• **Problem set**
1: In the e-bike discussion, what reason does the sheriff give for San Diego County's trouble with enforcement? Answer in one to three sentences.
2: Write the next part of the e-bike discussion, picking up after its last comment.

───── Excerpt

As the market becomes increasing dominated by muscle e-bikes with nominal mainly-for-show pedals, we are likely going to see a lot more of these blanket anti-ebike ordinances.
Being from the east coast and still visiting a fair bit, nothing scares me like Texans in cars. And by cars I mean a huge pool of people here driving here the largest trucks or SUVs you might find on Long Island. All the aggression, with none of the skill. I guess drivers in both regions are tied for lack of concern for others.
 
do they have enough officers to enforce?
That's the problem here in San Diego County. According to a sheriff I talked to last fall, funding isn't the enforcement bottleneck. They just aren't getting enough qualified applicants to keep up with the high attrition rate of recent years, and that's left them chronically short-staffed.

When I said something like, "Unfortunate timing, cuz we seem to be living in a time when a lot of people think that rules don't apply to them," he said, "You have no idea."
 
The more tolerable the society, the more people will push the boundaries.

You cant have a society watching endless unpunished law breaking without it quickly filtering to the wider masses.
There is pretty well a glorification of lawlessness in the UK at the moment.

──────────
───── Given entries

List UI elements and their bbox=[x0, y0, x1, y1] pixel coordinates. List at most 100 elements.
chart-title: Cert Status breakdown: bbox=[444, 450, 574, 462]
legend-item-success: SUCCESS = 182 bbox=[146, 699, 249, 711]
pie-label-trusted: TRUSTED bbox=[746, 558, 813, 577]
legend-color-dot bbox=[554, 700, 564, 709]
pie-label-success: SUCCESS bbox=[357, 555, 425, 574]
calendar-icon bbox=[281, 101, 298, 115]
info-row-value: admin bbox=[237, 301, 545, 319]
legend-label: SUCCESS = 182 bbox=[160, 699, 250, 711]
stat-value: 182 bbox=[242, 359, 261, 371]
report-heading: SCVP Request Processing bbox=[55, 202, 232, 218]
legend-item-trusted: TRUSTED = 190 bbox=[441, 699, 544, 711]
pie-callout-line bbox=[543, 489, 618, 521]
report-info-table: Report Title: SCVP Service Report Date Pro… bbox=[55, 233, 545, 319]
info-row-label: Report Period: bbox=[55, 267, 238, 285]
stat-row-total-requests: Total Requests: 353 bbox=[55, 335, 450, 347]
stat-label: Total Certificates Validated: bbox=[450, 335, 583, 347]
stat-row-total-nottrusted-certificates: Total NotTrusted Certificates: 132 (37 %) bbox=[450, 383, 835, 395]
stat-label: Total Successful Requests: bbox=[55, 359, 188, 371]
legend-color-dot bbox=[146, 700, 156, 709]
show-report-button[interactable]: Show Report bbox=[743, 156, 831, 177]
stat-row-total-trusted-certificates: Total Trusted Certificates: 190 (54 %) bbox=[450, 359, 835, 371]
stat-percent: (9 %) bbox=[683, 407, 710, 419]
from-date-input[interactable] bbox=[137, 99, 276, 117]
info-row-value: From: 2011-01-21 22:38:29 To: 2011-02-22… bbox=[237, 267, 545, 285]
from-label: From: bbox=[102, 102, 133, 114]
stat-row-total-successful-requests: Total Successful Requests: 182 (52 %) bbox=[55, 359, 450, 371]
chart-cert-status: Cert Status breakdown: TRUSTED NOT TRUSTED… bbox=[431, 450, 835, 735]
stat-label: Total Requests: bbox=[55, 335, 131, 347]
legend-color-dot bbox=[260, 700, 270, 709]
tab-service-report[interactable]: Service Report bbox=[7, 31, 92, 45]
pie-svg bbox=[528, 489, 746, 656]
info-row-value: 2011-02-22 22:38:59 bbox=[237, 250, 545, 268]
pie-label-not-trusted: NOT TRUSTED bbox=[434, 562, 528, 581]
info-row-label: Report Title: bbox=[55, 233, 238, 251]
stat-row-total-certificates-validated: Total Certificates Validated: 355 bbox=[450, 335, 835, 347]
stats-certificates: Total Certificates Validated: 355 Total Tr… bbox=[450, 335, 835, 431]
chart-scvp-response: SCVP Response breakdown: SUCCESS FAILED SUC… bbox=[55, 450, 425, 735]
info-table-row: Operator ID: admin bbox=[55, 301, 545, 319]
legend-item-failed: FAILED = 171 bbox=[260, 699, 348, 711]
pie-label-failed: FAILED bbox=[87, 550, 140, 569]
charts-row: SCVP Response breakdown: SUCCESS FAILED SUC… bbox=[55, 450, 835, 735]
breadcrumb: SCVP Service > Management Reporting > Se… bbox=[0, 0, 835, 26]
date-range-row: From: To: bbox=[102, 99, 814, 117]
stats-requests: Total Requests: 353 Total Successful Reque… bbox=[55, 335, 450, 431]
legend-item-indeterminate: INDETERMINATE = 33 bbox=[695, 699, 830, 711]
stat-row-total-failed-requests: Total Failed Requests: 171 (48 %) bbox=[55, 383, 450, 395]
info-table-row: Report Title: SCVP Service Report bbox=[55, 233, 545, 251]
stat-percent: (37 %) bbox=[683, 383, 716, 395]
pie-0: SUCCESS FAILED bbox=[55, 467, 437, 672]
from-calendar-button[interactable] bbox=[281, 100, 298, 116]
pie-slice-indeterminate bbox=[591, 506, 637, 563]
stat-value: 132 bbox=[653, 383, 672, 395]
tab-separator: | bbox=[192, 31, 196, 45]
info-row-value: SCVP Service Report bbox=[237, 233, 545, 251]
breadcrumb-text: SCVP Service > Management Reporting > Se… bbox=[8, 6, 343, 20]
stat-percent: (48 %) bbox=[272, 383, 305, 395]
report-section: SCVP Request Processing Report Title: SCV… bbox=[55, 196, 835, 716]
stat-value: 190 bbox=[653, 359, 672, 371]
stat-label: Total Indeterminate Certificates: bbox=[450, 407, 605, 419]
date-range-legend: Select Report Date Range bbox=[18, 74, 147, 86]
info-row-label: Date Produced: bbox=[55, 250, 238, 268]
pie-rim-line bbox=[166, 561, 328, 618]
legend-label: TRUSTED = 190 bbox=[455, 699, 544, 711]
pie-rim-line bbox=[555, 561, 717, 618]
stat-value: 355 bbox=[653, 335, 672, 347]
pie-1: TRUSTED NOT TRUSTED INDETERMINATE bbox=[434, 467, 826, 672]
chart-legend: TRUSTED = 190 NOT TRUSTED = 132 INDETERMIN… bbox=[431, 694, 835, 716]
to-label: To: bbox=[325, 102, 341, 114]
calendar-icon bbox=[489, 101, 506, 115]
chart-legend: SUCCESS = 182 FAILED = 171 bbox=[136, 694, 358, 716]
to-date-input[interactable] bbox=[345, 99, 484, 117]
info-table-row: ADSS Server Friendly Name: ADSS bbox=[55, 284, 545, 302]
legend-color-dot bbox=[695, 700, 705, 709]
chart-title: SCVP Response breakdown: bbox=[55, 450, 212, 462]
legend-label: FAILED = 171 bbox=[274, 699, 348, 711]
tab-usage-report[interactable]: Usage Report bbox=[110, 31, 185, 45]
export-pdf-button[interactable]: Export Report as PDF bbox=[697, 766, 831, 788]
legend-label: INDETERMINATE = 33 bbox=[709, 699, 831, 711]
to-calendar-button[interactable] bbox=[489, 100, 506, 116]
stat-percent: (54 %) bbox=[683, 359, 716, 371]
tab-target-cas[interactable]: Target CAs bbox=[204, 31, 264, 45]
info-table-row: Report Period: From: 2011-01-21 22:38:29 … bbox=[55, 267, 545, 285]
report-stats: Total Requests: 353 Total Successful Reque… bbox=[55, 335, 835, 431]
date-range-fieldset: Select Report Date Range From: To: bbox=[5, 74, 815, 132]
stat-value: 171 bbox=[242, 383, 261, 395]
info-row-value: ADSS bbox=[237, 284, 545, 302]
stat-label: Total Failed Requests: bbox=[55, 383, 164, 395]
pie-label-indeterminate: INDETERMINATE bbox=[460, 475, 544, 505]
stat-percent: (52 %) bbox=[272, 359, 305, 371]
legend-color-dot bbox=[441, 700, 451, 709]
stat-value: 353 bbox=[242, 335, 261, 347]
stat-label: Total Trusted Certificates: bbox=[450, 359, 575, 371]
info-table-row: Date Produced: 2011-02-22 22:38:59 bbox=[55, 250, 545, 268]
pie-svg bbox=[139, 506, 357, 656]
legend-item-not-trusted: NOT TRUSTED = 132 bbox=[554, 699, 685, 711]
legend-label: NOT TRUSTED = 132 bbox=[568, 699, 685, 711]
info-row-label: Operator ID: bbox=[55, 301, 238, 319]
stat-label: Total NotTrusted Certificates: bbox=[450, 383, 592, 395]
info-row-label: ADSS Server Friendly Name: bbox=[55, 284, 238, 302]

──────────

• **Answers in order**
1: According to the sheriff, funding is not the bottleneck. The department isn't getting enough qualified applicants to keep up with the high attrition of recent years, so it has been chronically short-staffed.

2:
Of course its all a tired and predictable plan to introduce absolute electronic, automated punishment that the Chinese government would be in awe of .
You choose your poison, new cars in the EU all have mandated driver alerting speed restrictions, it has to be turned off every journey, soon you wont be able to, and then the fines for older vehicles will go stratospheric.

Its the oldest trick on the book, let anti social ebike riding get so bad we will demand they are all crushed...
 
So your telling me shop-lifters get to go free, but people trying to exercise outside are going to get fined, and that is the police focus........messed up topsy turvy justice.
 
Sad; but, true. You might really confuse the police if you tell them you are in the process of shop lifting the ebike if pulled over.